***** Input for this task *****
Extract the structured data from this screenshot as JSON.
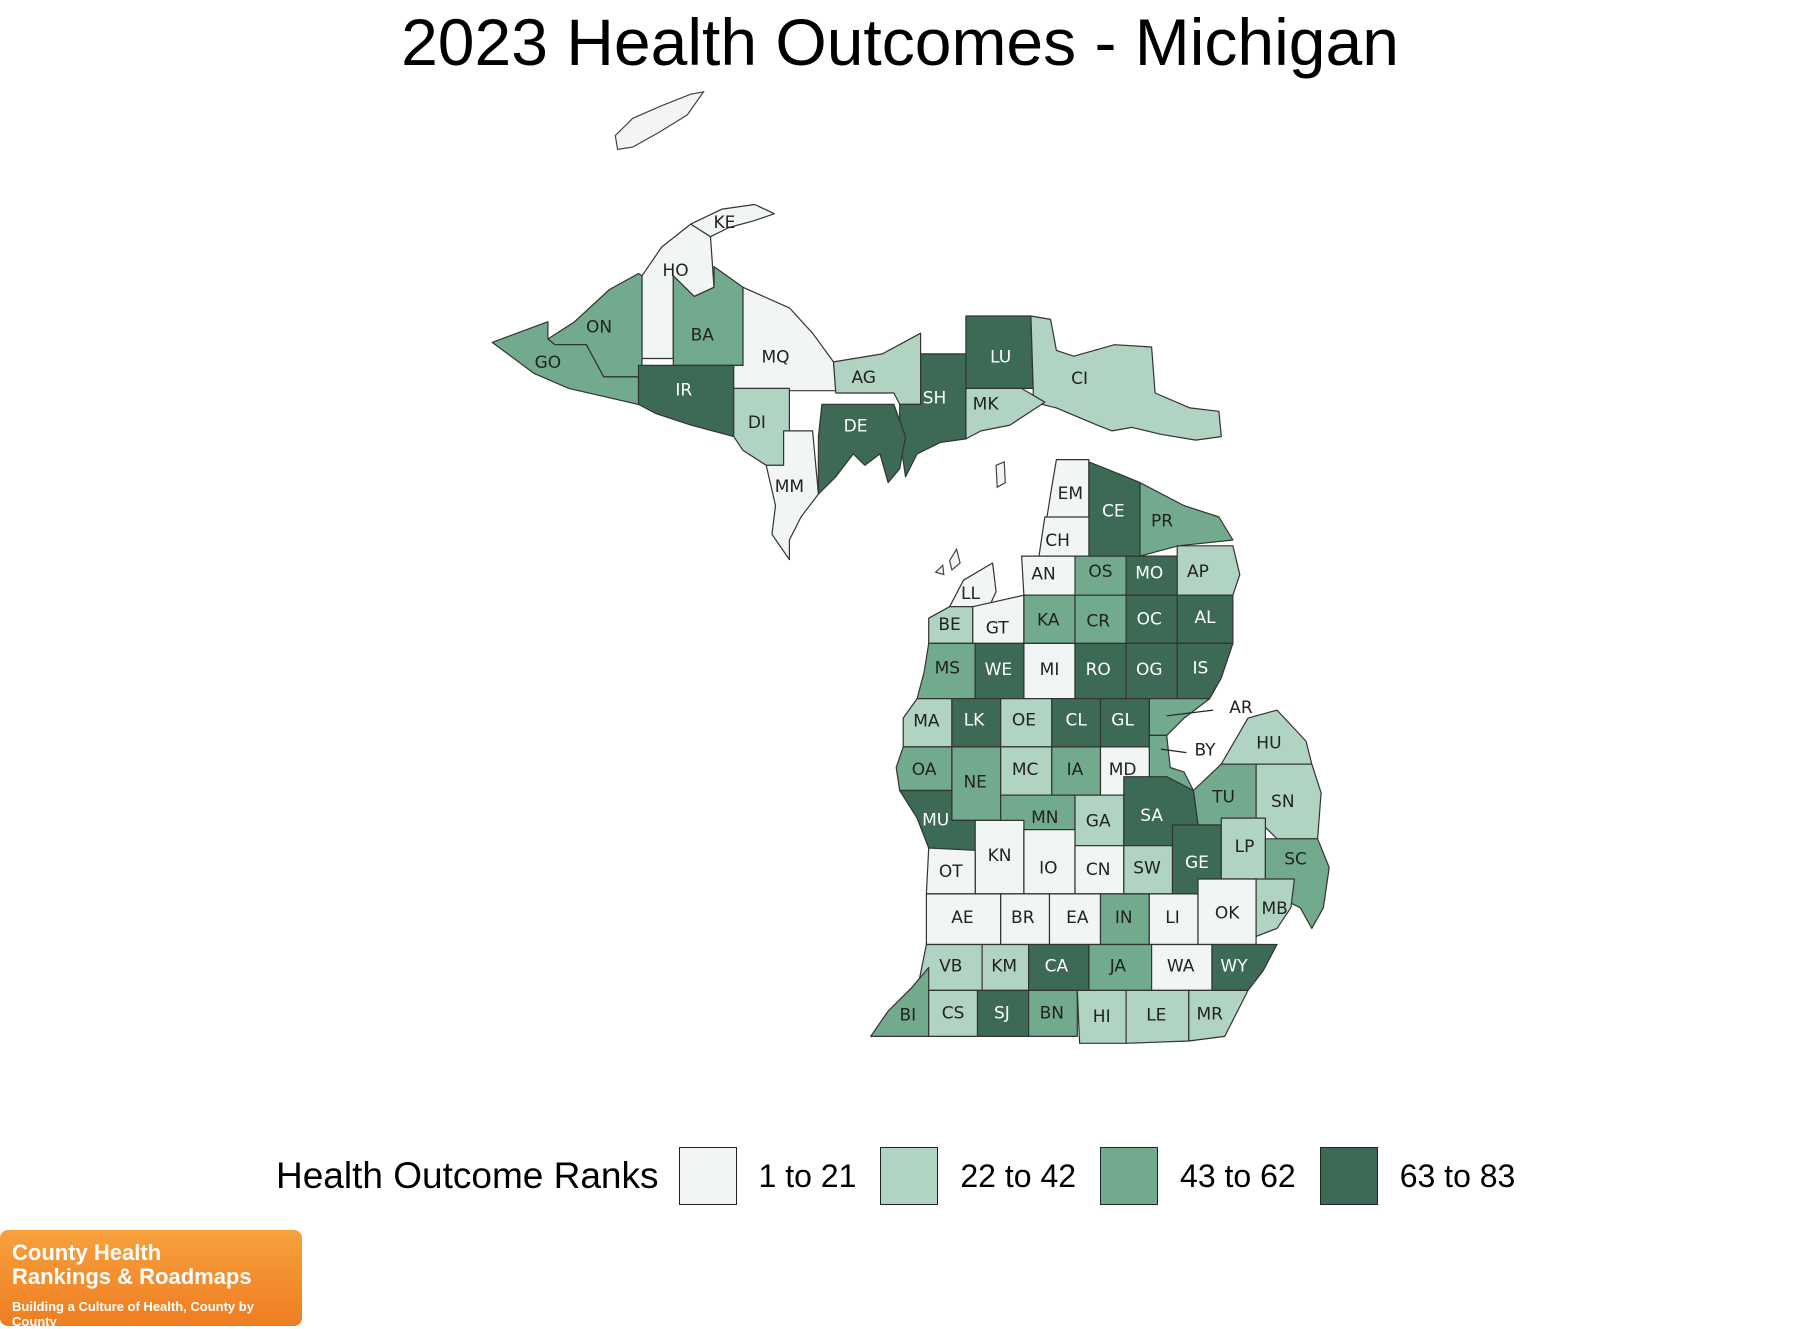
{
  "title": "2023 Health Outcomes - Michigan",
  "legend": {
    "title": "Health Outcome Ranks",
    "items": [
      {
        "label": "1 to 21",
        "color": "#f1f5f3"
      },
      {
        "label": "22 to 42",
        "color": "#b1d3c1"
      },
      {
        "label": "43 to 62",
        "color": "#72aa8e"
      },
      {
        "label": "63 to 83",
        "color": "#3c6a55"
      }
    ]
  },
  "counties": [
    {
      "abbr": "KE",
      "bin": 0
    },
    {
      "abbr": "HO",
      "bin": 0
    },
    {
      "abbr": "ON",
      "bin": 2
    },
    {
      "abbr": "BA",
      "bin": 2
    },
    {
      "abbr": "GO",
      "bin": 2
    },
    {
      "abbr": "IR",
      "bin": 3
    },
    {
      "abbr": "MQ",
      "bin": 0
    },
    {
      "abbr": "AG",
      "bin": 1
    },
    {
      "abbr": "LU",
      "bin": 3
    },
    {
      "abbr": "CI",
      "bin": 1
    },
    {
      "abbr": "SH",
      "bin": 3
    },
    {
      "abbr": "MK",
      "bin": 1
    },
    {
      "abbr": "DI",
      "bin": 1
    },
    {
      "abbr": "DE",
      "bin": 3
    },
    {
      "abbr": "MM",
      "bin": 0
    },
    {
      "abbr": "EM",
      "bin": 0
    },
    {
      "abbr": "CE",
      "bin": 3
    },
    {
      "abbr": "PR",
      "bin": 2
    },
    {
      "abbr": "CH",
      "bin": 0
    },
    {
      "abbr": "AN",
      "bin": 0
    },
    {
      "abbr": "OS",
      "bin": 2
    },
    {
      "abbr": "MO",
      "bin": 3
    },
    {
      "abbr": "AP",
      "bin": 1
    },
    {
      "abbr": "LL",
      "bin": 0
    },
    {
      "abbr": "BE",
      "bin": 1
    },
    {
      "abbr": "GT",
      "bin": 0
    },
    {
      "abbr": "KA",
      "bin": 2
    },
    {
      "abbr": "CR",
      "bin": 2
    },
    {
      "abbr": "OC",
      "bin": 3
    },
    {
      "abbr": "AL",
      "bin": 3
    },
    {
      "abbr": "MS",
      "bin": 2
    },
    {
      "abbr": "WE",
      "bin": 3
    },
    {
      "abbr": "MI",
      "bin": 0
    },
    {
      "abbr": "RO",
      "bin": 3
    },
    {
      "abbr": "OG",
      "bin": 3
    },
    {
      "abbr": "IS",
      "bin": 3
    },
    {
      "abbr": "AR",
      "bin": 2
    },
    {
      "abbr": "MA",
      "bin": 1
    },
    {
      "abbr": "LK",
      "bin": 3
    },
    {
      "abbr": "OE",
      "bin": 1
    },
    {
      "abbr": "CL",
      "bin": 3
    },
    {
      "abbr": "GL",
      "bin": 3
    },
    {
      "abbr": "BY",
      "bin": 2
    },
    {
      "abbr": "HU",
      "bin": 1
    },
    {
      "abbr": "OA",
      "bin": 2
    },
    {
      "abbr": "NE",
      "bin": 2
    },
    {
      "abbr": "MC",
      "bin": 1
    },
    {
      "abbr": "IA",
      "bin": 2
    },
    {
      "abbr": "MD",
      "bin": 0
    },
    {
      "abbr": "TU",
      "bin": 2
    },
    {
      "abbr": "SN",
      "bin": 1
    },
    {
      "abbr": "MU",
      "bin": 3
    },
    {
      "abbr": "MN",
      "bin": 2
    },
    {
      "abbr": "GA",
      "bin": 1
    },
    {
      "abbr": "SA",
      "bin": 3
    },
    {
      "abbr": "KN",
      "bin": 0
    },
    {
      "abbr": "OT",
      "bin": 0
    },
    {
      "abbr": "IO",
      "bin": 0
    },
    {
      "abbr": "CN",
      "bin": 0
    },
    {
      "abbr": "SW",
      "bin": 1
    },
    {
      "abbr": "GE",
      "bin": 3
    },
    {
      "abbr": "LP",
      "bin": 1
    },
    {
      "abbr": "SC",
      "bin": 2
    },
    {
      "abbr": "AE",
      "bin": 0
    },
    {
      "abbr": "BR",
      "bin": 0
    },
    {
      "abbr": "EA",
      "bin": 0
    },
    {
      "abbr": "IN",
      "bin": 2
    },
    {
      "abbr": "LI",
      "bin": 0
    },
    {
      "abbr": "OK",
      "bin": 0
    },
    {
      "abbr": "MB",
      "bin": 1
    },
    {
      "abbr": "VB",
      "bin": 1
    },
    {
      "abbr": "KM",
      "bin": 1
    },
    {
      "abbr": "CA",
      "bin": 3
    },
    {
      "abbr": "JA",
      "bin": 2
    },
    {
      "abbr": "WA",
      "bin": 0
    },
    {
      "abbr": "WY",
      "bin": 3
    },
    {
      "abbr": "BI",
      "bin": 2
    },
    {
      "abbr": "CS",
      "bin": 1
    },
    {
      "abbr": "SJ",
      "bin": 3
    },
    {
      "abbr": "BN",
      "bin": 2
    },
    {
      "abbr": "HI",
      "bin": 1
    },
    {
      "abbr": "LE",
      "bin": 1
    },
    {
      "abbr": "MR",
      "bin": 1
    }
  ],
  "logo": {
    "line1": "County Health",
    "line2": "Rankings & Roadmaps",
    "tagline": "Building a Culture of Health, County by County"
  }
}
*****
Repeat the data exactly, without the pictures.

Answer for this exercise
Extract the structured data from this screenshot as JSON.
{
  "title": "2023 Health Outcomes - Michigan",
  "legend": {
    "title": "Health Outcome Ranks",
    "items": [
      {
        "label": "1 to 21",
        "color": "#f1f5f3"
      },
      {
        "label": "22 to 42",
        "color": "#b1d3c1"
      },
      {
        "label": "43 to 62",
        "color": "#72aa8e"
      },
      {
        "label": "63 to 83",
        "color": "#3c6a55"
      }
    ]
  },
  "counties": [
    {
      "abbr": "KE",
      "bin": 0
    },
    {
      "abbr": "HO",
      "bin": 0
    },
    {
      "abbr": "ON",
      "bin": 2
    },
    {
      "abbr": "BA",
      "bin": 2
    },
    {
      "abbr": "GO",
      "bin": 2
    },
    {
      "abbr": "IR",
      "bin": 3
    },
    {
      "abbr": "MQ",
      "bin": 0
    },
    {
      "abbr": "AG",
      "bin": 1
    },
    {
      "abbr": "LU",
      "bin": 3
    },
    {
      "abbr": "CI",
      "bin": 1
    },
    {
      "abbr": "SH",
      "bin": 3
    },
    {
      "abbr": "MK",
      "bin": 1
    },
    {
      "abbr": "DI",
      "bin": 1
    },
    {
      "abbr": "DE",
      "bin": 3
    },
    {
      "abbr": "MM",
      "bin": 0
    },
    {
      "abbr": "EM",
      "bin": 0
    },
    {
      "abbr": "CE",
      "bin": 3
    },
    {
      "abbr": "PR",
      "bin": 2
    },
    {
      "abbr": "CH",
      "bin": 0
    },
    {
      "abbr": "AN",
      "bin": 0
    },
    {
      "abbr": "OS",
      "bin": 2
    },
    {
      "abbr": "MO",
      "bin": 3
    },
    {
      "abbr": "AP",
      "bin": 1
    },
    {
      "abbr": "LL",
      "bin": 0
    },
    {
      "abbr": "BE",
      "bin": 1
    },
    {
      "abbr": "GT",
      "bin": 0
    },
    {
      "abbr": "KA",
      "bin": 2
    },
    {
      "abbr": "CR",
      "bin": 2
    },
    {
      "abbr": "OC",
      "bin": 3
    },
    {
      "abbr": "AL",
      "bin": 3
    },
    {
      "abbr": "MS",
      "bin": 2
    },
    {
      "abbr": "WE",
      "bin": 3
    },
    {
      "abbr": "MI",
      "bin": 0
    },
    {
      "abbr": "RO",
      "bin": 3
    },
    {
      "abbr": "OG",
      "bin": 3
    },
    {
      "abbr": "IS",
      "bin": 3
    },
    {
      "abbr": "AR",
      "bin": 2
    },
    {
      "abbr": "MA",
      "bin": 1
    },
    {
      "abbr": "LK",
      "bin": 3
    },
    {
      "abbr": "OE",
      "bin": 1
    },
    {
      "abbr": "CL",
      "bin": 3
    },
    {
      "abbr": "GL",
      "bin": 3
    },
    {
      "abbr": "BY",
      "bin": 2
    },
    {
      "abbr": "HU",
      "bin": 1
    },
    {
      "abbr": "OA",
      "bin": 2
    },
    {
      "abbr": "NE",
      "bin": 2
    },
    {
      "abbr": "MC",
      "bin": 1
    },
    {
      "abbr": "IA",
      "bin": 2
    },
    {
      "abbr": "MD",
      "bin": 0
    },
    {
      "abbr": "TU",
      "bin": 2
    },
    {
      "abbr": "SN",
      "bin": 1
    },
    {
      "abbr": "MU",
      "bin": 3
    },
    {
      "abbr": "MN",
      "bin": 2
    },
    {
      "abbr": "GA",
      "bin": 1
    },
    {
      "abbr": "SA",
      "bin": 3
    },
    {
      "abbr": "KN",
      "bin": 0
    },
    {
      "abbr": "OT",
      "bin": 0
    },
    {
      "abbr": "IO",
      "bin": 0
    },
    {
      "abbr": "CN",
      "bin": 0
    },
    {
      "abbr": "SW",
      "bin": 1
    },
    {
      "abbr": "GE",
      "bin": 3
    },
    {
      "abbr": "LP",
      "bin": 1
    },
    {
      "abbr": "SC",
      "bin": 2
    },
    {
      "abbr": "AE",
      "bin": 0
    },
    {
      "abbr": "BR",
      "bin": 0
    },
    {
      "abbr": "EA",
      "bin": 0
    },
    {
      "abbr": "IN",
      "bin": 2
    },
    {
      "abbr": "LI",
      "bin": 0
    },
    {
      "abbr": "OK",
      "bin": 0
    },
    {
      "abbr": "MB",
      "bin": 1
    },
    {
      "abbr": "VB",
      "bin": 1
    },
    {
      "abbr": "KM",
      "bin": 1
    },
    {
      "abbr": "CA",
      "bin": 3
    },
    {
      "abbr": "JA",
      "bin": 2
    },
    {
      "abbr": "WA",
      "bin": 0
    },
    {
      "abbr": "WY",
      "bin": 3
    },
    {
      "abbr": "BI",
      "bin": 2
    },
    {
      "abbr": "CS",
      "bin": 1
    },
    {
      "abbr": "SJ",
      "bin": 3
    },
    {
      "abbr": "BN",
      "bin": 2
    },
    {
      "abbr": "HI",
      "bin": 1
    },
    {
      "abbr": "LE",
      "bin": 1
    },
    {
      "abbr": "MR",
      "bin": 1
    }
  ],
  "logo": {
    "line1": "County Health",
    "line2": "Rankings & Roadmaps",
    "tagline": "Building a Culture of Health, County by County"
  }
}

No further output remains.